Goal :: Extract each line holding the word "http" from the entries.

◆ ◆ ◆ ◆ ◆ ◆ ◆

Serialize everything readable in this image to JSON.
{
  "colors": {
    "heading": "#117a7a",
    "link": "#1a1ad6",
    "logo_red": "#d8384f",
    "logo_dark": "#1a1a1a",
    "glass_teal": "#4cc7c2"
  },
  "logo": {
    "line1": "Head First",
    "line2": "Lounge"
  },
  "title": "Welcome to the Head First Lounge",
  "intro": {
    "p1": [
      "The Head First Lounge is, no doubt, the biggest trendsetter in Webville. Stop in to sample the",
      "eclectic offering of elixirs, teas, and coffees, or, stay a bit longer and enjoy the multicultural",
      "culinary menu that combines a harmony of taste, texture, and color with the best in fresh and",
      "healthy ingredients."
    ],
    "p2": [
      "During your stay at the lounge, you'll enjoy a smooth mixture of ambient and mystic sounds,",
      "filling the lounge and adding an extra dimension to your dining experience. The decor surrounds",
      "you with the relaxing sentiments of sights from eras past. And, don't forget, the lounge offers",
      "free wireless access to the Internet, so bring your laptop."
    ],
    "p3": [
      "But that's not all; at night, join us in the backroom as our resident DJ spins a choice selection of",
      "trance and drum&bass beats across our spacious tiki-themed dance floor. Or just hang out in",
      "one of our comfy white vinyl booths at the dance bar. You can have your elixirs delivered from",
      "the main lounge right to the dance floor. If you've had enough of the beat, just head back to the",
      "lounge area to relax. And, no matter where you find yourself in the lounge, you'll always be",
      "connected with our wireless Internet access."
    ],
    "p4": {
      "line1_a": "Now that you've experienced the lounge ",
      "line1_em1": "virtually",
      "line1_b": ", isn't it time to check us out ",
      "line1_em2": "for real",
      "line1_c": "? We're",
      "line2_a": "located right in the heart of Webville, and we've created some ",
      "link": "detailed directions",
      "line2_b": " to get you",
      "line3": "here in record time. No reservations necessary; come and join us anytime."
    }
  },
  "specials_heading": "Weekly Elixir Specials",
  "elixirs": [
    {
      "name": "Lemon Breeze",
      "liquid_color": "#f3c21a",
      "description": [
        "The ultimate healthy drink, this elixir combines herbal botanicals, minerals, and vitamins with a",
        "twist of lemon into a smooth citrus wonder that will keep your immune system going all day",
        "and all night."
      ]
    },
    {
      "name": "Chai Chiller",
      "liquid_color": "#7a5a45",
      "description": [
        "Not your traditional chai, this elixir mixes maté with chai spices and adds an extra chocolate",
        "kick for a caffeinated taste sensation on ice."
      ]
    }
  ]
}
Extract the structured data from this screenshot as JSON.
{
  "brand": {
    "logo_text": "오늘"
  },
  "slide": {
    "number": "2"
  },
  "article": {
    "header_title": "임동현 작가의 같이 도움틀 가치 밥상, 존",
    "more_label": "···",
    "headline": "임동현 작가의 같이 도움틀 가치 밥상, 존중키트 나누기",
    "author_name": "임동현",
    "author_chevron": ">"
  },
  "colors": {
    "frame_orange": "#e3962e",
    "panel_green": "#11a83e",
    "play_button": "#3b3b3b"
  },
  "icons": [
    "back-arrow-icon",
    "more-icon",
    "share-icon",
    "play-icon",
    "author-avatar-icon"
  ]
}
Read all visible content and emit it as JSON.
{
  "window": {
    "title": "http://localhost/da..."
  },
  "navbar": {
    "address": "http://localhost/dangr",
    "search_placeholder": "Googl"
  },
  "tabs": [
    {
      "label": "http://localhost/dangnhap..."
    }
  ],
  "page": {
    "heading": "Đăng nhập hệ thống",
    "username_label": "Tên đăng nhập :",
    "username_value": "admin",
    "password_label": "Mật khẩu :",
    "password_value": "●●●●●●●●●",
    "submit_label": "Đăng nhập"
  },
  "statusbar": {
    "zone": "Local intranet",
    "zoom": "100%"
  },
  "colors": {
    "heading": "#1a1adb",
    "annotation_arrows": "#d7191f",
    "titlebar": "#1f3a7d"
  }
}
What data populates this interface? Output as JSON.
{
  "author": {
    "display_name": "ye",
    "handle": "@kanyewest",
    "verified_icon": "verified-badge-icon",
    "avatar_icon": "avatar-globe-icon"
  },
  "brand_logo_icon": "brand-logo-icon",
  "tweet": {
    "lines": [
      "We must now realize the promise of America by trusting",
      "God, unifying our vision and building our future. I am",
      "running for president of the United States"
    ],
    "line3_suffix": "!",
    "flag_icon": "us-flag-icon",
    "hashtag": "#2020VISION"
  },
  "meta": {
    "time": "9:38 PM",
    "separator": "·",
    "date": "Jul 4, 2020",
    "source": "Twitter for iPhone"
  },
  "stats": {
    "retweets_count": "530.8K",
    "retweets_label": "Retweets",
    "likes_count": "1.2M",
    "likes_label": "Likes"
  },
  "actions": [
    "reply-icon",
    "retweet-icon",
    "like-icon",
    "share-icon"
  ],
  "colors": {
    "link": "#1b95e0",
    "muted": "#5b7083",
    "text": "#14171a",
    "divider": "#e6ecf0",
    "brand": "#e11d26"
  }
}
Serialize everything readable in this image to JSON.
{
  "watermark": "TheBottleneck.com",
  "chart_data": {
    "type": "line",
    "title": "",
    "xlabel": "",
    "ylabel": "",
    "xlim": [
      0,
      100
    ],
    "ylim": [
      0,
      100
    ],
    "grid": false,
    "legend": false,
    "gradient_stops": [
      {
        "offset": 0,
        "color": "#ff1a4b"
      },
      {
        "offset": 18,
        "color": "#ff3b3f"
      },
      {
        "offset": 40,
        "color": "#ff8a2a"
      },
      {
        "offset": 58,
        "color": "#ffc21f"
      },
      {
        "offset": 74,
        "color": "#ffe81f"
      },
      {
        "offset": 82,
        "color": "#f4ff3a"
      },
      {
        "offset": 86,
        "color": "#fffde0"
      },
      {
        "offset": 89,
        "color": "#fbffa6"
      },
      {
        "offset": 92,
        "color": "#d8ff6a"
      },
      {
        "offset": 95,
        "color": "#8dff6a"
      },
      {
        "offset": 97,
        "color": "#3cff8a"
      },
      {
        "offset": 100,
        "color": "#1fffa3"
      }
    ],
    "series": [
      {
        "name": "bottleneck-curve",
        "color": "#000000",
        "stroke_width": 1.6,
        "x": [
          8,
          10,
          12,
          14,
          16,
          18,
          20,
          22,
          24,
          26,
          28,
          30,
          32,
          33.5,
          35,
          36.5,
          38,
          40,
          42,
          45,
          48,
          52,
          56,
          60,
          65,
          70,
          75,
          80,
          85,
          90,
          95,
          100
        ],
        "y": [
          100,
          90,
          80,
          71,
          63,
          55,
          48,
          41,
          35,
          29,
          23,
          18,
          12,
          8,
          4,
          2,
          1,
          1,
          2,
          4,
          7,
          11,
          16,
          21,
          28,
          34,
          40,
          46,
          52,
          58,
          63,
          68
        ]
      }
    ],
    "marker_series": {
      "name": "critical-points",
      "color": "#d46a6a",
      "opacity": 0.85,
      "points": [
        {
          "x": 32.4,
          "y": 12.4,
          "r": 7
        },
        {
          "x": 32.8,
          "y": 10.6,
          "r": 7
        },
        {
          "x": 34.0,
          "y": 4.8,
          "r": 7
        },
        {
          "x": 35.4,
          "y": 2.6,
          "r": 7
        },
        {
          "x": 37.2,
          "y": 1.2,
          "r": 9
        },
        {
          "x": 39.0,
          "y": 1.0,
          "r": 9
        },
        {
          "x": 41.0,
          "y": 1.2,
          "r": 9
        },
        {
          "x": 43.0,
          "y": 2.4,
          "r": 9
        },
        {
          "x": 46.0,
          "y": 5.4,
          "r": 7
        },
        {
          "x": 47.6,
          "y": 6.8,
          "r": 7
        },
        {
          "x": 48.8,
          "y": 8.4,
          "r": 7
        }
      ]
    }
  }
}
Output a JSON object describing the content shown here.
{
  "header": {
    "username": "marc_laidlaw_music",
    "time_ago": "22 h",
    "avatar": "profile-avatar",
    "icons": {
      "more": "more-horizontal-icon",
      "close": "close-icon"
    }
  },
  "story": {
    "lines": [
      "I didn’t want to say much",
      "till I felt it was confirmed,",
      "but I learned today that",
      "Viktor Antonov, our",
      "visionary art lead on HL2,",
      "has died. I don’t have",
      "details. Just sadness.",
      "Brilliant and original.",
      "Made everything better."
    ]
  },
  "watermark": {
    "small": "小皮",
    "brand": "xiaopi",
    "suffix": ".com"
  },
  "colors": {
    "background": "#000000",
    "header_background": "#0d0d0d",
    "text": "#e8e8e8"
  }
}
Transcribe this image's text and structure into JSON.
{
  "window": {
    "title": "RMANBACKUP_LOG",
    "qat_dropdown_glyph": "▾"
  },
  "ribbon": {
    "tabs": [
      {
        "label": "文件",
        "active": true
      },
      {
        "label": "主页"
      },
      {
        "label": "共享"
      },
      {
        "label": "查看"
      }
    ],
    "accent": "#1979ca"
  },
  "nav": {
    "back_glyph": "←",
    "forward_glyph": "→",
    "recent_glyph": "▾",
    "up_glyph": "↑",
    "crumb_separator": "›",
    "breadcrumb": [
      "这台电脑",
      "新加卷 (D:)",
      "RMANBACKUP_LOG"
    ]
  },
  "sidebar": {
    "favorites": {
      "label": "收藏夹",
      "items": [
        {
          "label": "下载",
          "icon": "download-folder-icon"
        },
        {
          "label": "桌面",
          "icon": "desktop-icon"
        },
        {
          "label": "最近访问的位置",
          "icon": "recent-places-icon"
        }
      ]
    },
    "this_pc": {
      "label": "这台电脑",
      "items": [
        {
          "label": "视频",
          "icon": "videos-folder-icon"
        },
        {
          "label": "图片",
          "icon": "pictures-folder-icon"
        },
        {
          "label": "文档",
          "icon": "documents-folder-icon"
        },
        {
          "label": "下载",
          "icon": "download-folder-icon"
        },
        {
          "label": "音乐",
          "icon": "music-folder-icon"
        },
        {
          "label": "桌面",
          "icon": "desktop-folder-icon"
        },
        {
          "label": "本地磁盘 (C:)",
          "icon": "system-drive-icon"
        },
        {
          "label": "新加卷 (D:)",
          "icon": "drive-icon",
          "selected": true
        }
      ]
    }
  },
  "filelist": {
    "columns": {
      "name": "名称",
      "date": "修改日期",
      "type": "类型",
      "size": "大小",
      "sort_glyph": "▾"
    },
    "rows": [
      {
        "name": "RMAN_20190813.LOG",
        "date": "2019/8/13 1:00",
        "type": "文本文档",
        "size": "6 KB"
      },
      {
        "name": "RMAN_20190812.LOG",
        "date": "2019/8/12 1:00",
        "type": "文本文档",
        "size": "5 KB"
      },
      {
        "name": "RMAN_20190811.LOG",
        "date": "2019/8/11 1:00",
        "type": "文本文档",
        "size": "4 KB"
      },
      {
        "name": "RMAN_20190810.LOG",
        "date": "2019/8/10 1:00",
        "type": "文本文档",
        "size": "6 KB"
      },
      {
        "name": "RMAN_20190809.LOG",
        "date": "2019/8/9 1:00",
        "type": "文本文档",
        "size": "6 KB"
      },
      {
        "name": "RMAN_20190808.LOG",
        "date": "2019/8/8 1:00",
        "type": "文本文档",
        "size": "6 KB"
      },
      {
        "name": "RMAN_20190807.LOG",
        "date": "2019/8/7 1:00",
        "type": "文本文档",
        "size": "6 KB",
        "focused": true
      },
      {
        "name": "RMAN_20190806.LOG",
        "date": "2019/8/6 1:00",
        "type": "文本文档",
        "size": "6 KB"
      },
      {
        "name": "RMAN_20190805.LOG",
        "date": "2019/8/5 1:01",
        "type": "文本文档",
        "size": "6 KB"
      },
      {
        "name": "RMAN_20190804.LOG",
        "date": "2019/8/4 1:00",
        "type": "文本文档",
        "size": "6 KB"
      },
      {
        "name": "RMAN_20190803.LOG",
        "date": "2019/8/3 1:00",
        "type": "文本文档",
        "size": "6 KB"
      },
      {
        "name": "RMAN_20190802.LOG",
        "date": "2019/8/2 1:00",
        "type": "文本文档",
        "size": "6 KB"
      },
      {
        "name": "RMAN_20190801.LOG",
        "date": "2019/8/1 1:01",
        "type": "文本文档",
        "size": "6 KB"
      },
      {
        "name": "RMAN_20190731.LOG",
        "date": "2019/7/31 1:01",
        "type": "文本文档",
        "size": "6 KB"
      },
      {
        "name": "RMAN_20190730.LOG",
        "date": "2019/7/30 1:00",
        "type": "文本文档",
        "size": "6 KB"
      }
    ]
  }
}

◆ ◆ ◆ ◆ ◆ ◆ ◆

Task result ::
    "title": "http://localhost/da..."
    "address": "http://localhost/dangr",
      "label": "http://localhost/dangnhap..."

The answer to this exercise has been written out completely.